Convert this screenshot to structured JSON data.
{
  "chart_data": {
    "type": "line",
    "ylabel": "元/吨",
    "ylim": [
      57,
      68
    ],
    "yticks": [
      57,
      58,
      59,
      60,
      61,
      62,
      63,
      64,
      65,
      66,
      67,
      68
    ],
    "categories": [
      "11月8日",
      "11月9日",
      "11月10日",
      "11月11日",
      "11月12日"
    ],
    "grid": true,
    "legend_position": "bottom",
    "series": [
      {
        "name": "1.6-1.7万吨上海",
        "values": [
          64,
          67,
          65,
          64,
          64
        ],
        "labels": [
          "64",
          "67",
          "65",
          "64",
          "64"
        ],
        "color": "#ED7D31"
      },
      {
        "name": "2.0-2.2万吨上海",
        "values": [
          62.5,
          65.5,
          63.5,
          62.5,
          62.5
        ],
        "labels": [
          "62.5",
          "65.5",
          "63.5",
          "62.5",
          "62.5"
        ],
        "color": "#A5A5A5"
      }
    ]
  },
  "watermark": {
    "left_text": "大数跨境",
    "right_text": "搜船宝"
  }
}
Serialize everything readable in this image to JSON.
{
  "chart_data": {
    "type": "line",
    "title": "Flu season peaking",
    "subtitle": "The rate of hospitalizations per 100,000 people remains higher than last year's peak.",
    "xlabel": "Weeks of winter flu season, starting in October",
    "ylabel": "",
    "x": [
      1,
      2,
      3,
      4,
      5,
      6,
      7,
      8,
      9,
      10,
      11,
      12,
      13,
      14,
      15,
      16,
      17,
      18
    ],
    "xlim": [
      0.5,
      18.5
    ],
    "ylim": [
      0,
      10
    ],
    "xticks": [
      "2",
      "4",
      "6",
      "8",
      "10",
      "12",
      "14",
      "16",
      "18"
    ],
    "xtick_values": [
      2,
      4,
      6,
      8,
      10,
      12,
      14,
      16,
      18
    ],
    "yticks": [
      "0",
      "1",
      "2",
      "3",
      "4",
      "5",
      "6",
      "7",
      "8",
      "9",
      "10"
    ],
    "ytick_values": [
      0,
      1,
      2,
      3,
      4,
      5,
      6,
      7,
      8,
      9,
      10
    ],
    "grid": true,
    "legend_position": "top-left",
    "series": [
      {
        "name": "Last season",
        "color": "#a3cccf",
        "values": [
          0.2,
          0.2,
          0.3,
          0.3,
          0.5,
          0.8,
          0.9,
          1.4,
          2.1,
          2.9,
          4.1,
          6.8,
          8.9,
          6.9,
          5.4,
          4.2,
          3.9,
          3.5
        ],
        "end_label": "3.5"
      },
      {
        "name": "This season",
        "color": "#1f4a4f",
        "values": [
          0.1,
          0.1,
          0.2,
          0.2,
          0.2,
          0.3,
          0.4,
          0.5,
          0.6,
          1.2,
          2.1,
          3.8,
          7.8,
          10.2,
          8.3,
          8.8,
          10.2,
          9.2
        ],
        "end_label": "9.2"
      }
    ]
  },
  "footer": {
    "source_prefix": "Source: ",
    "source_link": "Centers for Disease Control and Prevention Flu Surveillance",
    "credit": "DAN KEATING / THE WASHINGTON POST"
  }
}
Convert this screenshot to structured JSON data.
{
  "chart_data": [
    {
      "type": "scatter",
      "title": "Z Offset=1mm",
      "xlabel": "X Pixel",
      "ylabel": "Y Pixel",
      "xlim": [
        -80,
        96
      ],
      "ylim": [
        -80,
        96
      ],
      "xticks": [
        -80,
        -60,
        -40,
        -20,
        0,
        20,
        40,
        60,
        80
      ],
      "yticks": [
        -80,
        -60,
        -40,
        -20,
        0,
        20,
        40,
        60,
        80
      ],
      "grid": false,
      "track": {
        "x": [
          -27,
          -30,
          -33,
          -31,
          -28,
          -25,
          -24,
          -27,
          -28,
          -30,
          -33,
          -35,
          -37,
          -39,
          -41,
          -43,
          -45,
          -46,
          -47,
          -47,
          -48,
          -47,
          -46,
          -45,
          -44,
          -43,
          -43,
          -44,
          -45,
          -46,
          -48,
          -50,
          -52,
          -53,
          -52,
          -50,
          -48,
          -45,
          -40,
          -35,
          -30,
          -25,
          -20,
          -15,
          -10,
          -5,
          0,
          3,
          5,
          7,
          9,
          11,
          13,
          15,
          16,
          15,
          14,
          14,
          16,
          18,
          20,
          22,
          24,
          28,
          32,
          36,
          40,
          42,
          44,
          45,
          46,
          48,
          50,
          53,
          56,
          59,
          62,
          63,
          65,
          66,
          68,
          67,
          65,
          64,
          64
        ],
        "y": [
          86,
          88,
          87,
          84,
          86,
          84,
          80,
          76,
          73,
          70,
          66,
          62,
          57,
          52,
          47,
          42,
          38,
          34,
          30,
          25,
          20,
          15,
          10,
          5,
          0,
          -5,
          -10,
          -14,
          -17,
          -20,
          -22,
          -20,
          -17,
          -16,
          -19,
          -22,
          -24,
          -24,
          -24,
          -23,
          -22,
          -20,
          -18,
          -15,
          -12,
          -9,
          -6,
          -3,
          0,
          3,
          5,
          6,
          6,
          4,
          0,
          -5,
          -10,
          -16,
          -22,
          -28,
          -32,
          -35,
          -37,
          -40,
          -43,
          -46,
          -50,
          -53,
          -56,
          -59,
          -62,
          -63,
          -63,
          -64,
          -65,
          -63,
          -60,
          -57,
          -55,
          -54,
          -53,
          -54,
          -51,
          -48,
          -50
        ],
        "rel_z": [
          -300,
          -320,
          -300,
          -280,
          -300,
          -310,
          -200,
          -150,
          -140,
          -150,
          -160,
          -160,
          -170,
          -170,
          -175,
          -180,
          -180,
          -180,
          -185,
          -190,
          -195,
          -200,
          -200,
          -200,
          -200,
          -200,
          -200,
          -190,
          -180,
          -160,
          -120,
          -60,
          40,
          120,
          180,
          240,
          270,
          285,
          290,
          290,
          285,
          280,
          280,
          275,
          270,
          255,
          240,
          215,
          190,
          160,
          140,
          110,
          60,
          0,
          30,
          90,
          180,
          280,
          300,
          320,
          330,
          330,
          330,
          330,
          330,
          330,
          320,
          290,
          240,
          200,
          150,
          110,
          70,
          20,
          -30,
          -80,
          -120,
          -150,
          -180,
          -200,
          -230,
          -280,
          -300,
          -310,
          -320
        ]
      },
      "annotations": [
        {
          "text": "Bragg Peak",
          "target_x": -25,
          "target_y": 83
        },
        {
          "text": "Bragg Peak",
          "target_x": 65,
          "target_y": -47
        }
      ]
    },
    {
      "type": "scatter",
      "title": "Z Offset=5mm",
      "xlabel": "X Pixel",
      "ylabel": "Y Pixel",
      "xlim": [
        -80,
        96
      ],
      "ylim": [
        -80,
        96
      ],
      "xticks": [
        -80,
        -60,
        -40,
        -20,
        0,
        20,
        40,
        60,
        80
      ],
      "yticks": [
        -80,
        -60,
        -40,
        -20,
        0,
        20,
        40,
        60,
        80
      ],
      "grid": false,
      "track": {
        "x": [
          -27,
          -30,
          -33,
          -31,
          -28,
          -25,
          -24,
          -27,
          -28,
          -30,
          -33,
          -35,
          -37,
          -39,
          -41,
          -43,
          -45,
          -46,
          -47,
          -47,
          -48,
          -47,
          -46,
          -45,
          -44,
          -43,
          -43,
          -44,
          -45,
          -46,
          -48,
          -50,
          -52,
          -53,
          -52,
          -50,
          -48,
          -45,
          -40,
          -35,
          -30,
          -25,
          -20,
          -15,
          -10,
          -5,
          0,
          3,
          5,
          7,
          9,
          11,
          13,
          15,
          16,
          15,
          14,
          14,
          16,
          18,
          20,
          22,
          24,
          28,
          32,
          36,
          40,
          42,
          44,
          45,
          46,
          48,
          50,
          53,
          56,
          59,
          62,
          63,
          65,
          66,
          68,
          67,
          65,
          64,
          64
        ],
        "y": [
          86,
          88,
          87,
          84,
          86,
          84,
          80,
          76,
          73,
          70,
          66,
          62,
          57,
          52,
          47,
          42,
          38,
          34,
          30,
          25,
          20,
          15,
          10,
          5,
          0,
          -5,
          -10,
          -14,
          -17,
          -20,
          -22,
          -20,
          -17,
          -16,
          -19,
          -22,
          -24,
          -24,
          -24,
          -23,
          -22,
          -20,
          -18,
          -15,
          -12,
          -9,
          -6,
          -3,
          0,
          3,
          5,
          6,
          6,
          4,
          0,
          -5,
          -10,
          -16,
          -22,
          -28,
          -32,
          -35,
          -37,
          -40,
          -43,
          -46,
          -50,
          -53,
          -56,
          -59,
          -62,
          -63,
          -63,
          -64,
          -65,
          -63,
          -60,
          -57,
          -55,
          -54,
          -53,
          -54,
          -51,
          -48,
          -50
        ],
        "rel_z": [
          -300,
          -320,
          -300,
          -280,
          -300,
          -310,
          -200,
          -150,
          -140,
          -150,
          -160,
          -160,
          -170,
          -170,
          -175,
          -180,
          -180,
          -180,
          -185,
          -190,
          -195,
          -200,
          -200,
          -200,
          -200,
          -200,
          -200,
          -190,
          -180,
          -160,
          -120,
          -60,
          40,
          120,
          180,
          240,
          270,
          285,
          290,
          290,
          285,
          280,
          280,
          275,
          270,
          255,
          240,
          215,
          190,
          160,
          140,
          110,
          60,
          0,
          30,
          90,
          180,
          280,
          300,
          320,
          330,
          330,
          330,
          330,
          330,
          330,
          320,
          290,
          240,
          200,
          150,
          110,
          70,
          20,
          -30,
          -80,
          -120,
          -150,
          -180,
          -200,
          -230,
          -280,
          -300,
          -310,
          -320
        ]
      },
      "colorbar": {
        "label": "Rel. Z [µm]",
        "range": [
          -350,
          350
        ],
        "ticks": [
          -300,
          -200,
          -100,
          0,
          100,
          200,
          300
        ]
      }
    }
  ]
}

************

DIRECTION. Show the lines of the records that include the string "ylabel".

RIGHT ANSWER.
    "ylabel": "元/吨",
    "ylabel": "",
      "ylabel": "Y Pixel",
      "ylabel": "Y Pixel",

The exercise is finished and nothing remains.